**What to work on:**
Without including the pictures, copy out every line below.

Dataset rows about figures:
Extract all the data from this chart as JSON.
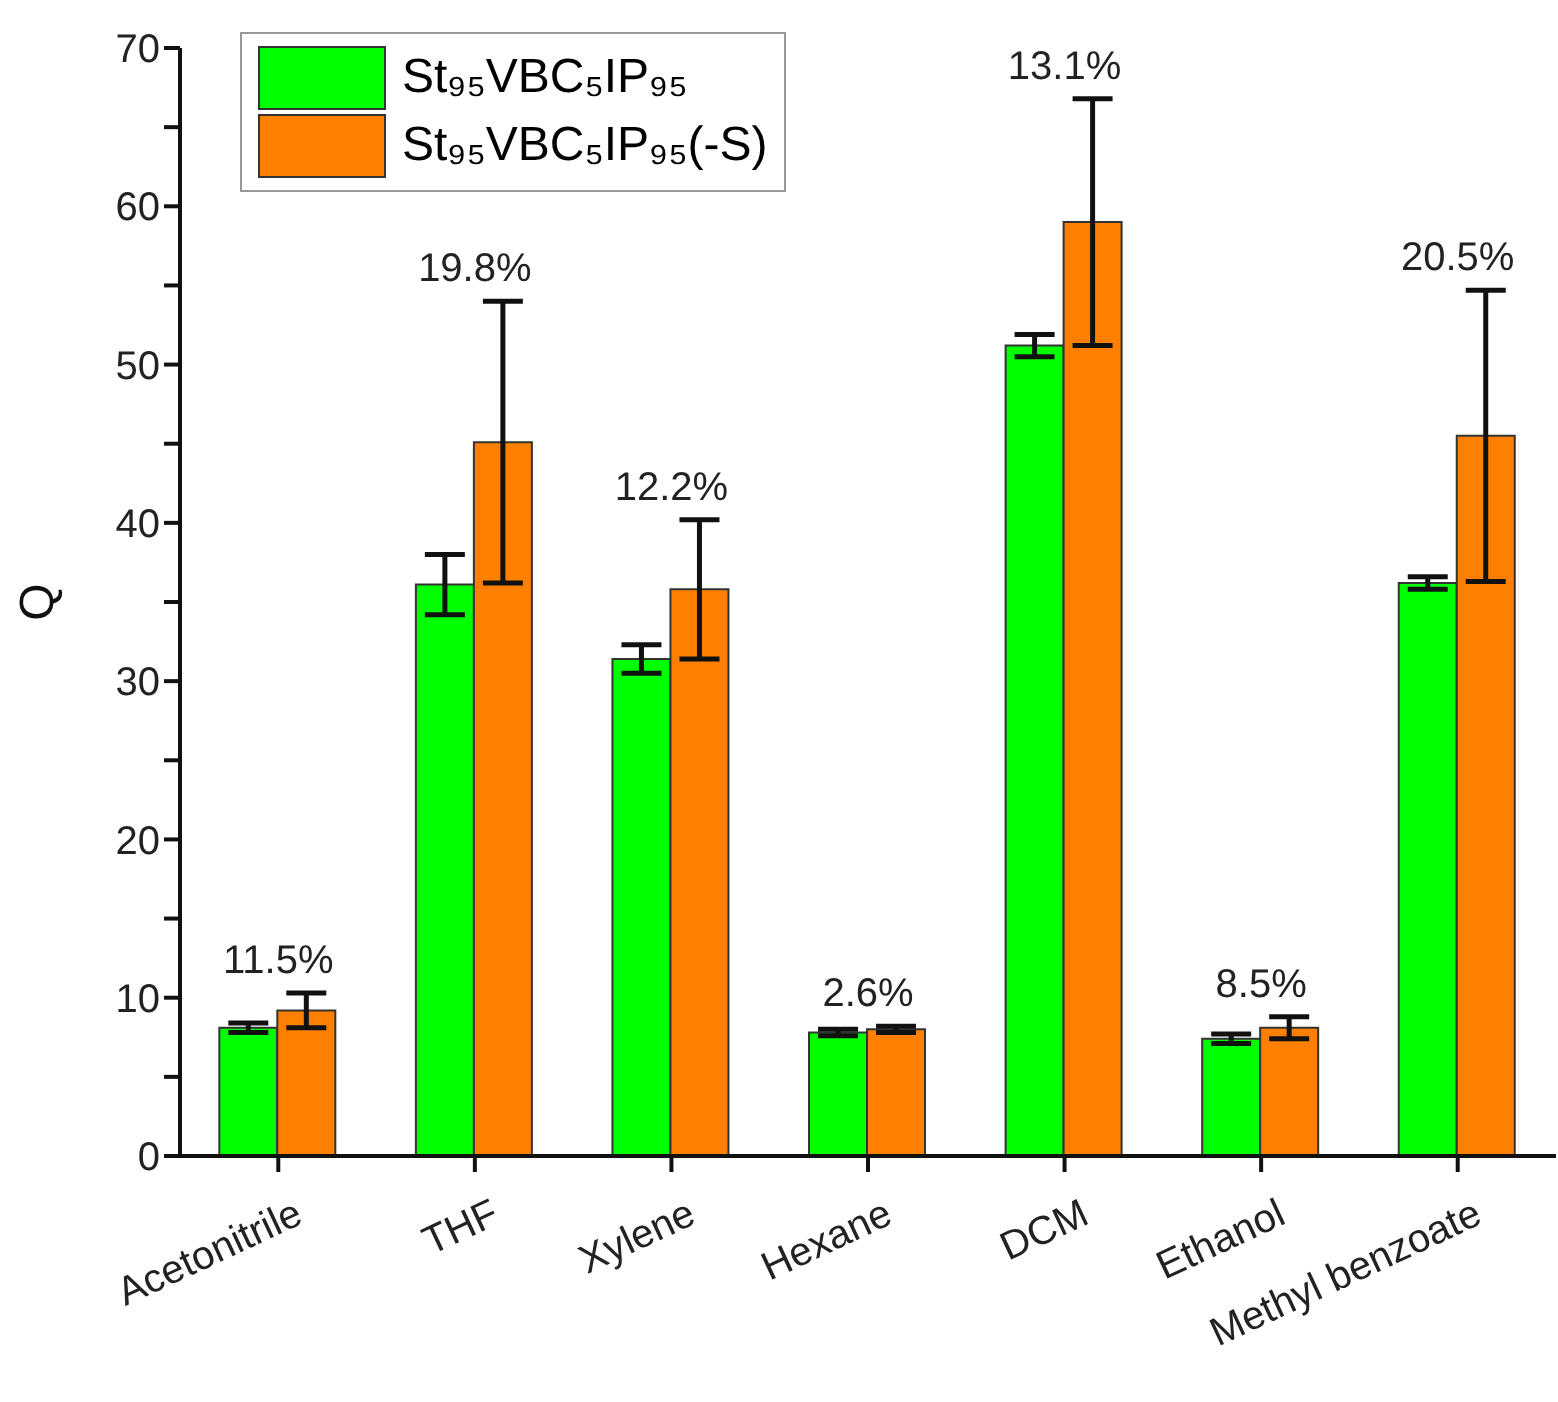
{
  "chart_data": {
    "type": "bar",
    "ylabel": "Q",
    "categories": [
      "Acetonitrile",
      "THF",
      "Xylene",
      "Hexane",
      "DCM",
      "Ethanol",
      "Methyl benzoate"
    ],
    "series": [
      {
        "name": "St₉₅VBC₅IP₉₅",
        "color": "#00ff00",
        "values": [
          8.1,
          36.1,
          31.4,
          7.8,
          51.2,
          7.4,
          36.2
        ],
        "errors": [
          0.3,
          1.9,
          0.9,
          0.2,
          0.7,
          0.3,
          0.4
        ]
      },
      {
        "name": "St₉₅VBC₅IP₉₅(-S)",
        "color": "#ff8000",
        "values": [
          9.2,
          45.1,
          35.8,
          8.0,
          59.0,
          8.1,
          45.5
        ],
        "errors": [
          1.1,
          8.9,
          4.4,
          0.2,
          7.8,
          0.7,
          9.2
        ]
      }
    ],
    "ylim": [
      0,
      70
    ],
    "yticks": [
      0,
      {
        "value": 5,
        "label": null
      },
      10,
      {
        "value": 15,
        "label": null
      },
      20,
      {
        "value": 25,
        "label": null
      },
      30,
      {
        "value": 35,
        "label": null
      },
      40,
      {
        "value": 45,
        "label": null
      },
      50,
      {
        "value": 55,
        "label": null
      },
      60,
      {
        "value": 65,
        "label": null
      },
      70
    ],
    "annotations": [
      {
        "text": "11.5%",
        "x": "Acetonitrile",
        "y": 10.3
      },
      {
        "text": "19.8%",
        "x": "THF",
        "y": 54.0
      },
      {
        "text": "12.2%",
        "x": "Xylene",
        "y": 40.2
      },
      {
        "text": "2.6%",
        "x": "Hexane",
        "y": 8.2
      },
      {
        "text": "13.1%",
        "x": "DCM",
        "y": 66.8
      },
      {
        "text": "8.5%",
        "x": "Ethanol",
        "y": 8.8
      },
      {
        "text": "20.5%",
        "x": "Methyl benzoate",
        "y": 54.7
      }
    ],
    "legend": "top left",
    "grid": false
  }
}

**Task answer:**
Extract all the data from this chart as JSON.
{
  "chart_data": {
    "type": "bar",
    "ylabel": "Q",
    "categories": [
      "Acetonitrile",
      "THF",
      "Xylene",
      "Hexane",
      "DCM",
      "Ethanol",
      "Methyl benzoate"
    ],
    "series": [
      {
        "name": "St₉₅VBC₅IP₉₅",
        "color": "#00ff00",
        "values": [
          8.1,
          36.1,
          31.4,
          7.8,
          51.2,
          7.4,
          36.2
        ],
        "errors": [
          0.3,
          1.9,
          0.9,
          0.2,
          0.7,
          0.3,
          0.4
        ]
      },
      {
        "name": "St₉₅VBC₅IP₉₅(-S)",
        "color": "#ff8000",
        "values": [
          9.2,
          45.1,
          35.8,
          8.0,
          59.0,
          8.1,
          45.5
        ],
        "errors": [
          1.1,
          8.9,
          4.4,
          0.2,
          7.8,
          0.7,
          9.2
        ]
      }
    ],
    "ylim": [
      0,
      70
    ],
    "yticks": [
      0,
      {
        "value": 5,
        "label": null
      },
      10,
      {
        "value": 15,
        "label": null
      },
      20,
      {
        "value": 25,
        "label": null
      },
      30,
      {
        "value": 35,
        "label": null
      },
      40,
      {
        "value": 45,
        "label": null
      },
      50,
      {
        "value": 55,
        "label": null
      },
      60,
      {
        "value": 65,
        "label": null
      },
      70
    ],
    "annotations": [
      {
        "text": "11.5%",
        "x": "Acetonitrile",
        "y": 10.3
      },
      {
        "text": "19.8%",
        "x": "THF",
        "y": 54.0
      },
      {
        "text": "12.2%",
        "x": "Xylene",
        "y": 40.2
      },
      {
        "text": "2.6%",
        "x": "Hexane",
        "y": 8.2
      },
      {
        "text": "13.1%",
        "x": "DCM",
        "y": 66.8
      },
      {
        "text": "8.5%",
        "x": "Ethanol",
        "y": 8.8
      },
      {
        "text": "20.5%",
        "x": "Methyl benzoate",
        "y": 54.7
      }
    ],
    "legend": "top left",
    "grid": false
  }
}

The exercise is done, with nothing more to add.